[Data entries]
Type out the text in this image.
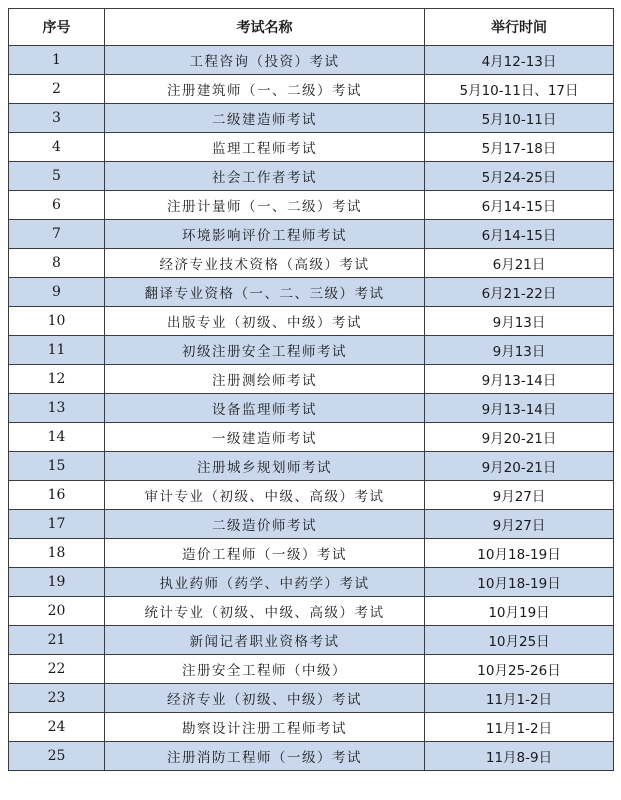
序号	考试名称	举行时间
1	工程咨询（投资）考试	4月12-13日
2	注册建筑师（一、二级）考试	5月10-11日、17日
3	二级建造师考试	5月10-11日
4	监理工程师考试	5月17-18日
5	社会工作者考试	5月24-25日
6	注册计量师（一、二级）考试	6月14-15日
7	环境影响评价工程师考试	6月14-15日
8	经济专业技术资格（高级）考试	6月21日
9	翻译专业资格（一、二、三级）考试	6月21-22日
10	出版专业（初级、中级）考试	9月13日
11	初级注册安全工程师考试	9月13日
12	注册测绘师考试	9月13-14日
13	设备监理师考试	9月13-14日
14	一级建造师考试	9月20-21日
15	注册城乡规划师考试	9月20-21日
16	审计专业（初级、中级、高级）考试	9月27日
17	二级造价师考试	9月27日
18	造价工程师（一级）考试	10月18-19日
19	执业药师（药学、中药学）考试	10月18-19日
20	统计专业（初级、中级、高级）考试	10月19日
21	新闻记者职业资格考试	10月25日
22	注册安全工程师（中级）	10月25-26日
23	经济专业（初级、中级）考试	11月1-2日
24	勘察设计注册工程师考试	11月1-2日
25	注册消防工程师（一级）考试	11月8-9日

§ The request
Word for word, quote the lines above. Omit the pictures.

§ Written response
Type out the text in this image.
序号	考试名称	举行时间
1	工程咨询（投资）考试	4月12-13日
2	注册建筑师（一、二级）考试	5月10-11日、17日
3	二级建造师考试	5月10-11日
4	监理工程师考试	5月17-18日
5	社会工作者考试	5月24-25日
6	注册计量师（一、二级）考试	6月14-15日
7	环境影响评价工程师考试	6月14-15日
8	经济专业技术资格（高级）考试	6月21日
9	翻译专业资格（一、二、三级）考试	6月21-22日
10	出版专业（初级、中级）考试	9月13日
11	初级注册安全工程师考试	9月13日
12	注册测绘师考试	9月13-14日
13	设备监理师考试	9月13-14日
14	一级建造师考试	9月20-21日
15	注册城乡规划师考试	9月20-21日
16	审计专业（初级、中级、高级）考试	9月27日
17	二级造价师考试	9月27日
18	造价工程师（一级）考试	10月18-19日
19	执业药师（药学、中药学）考试	10月18-19日
20	统计专业（初级、中级、高级）考试	10月19日
21	新闻记者职业资格考试	10月25日
22	注册安全工程师（中级）	10月25-26日
23	经济专业（初级、中级）考试	11月1-2日
24	勘察设计注册工程师考试	11月1-2日
25	注册消防工程师（一级）考试	11月8-9日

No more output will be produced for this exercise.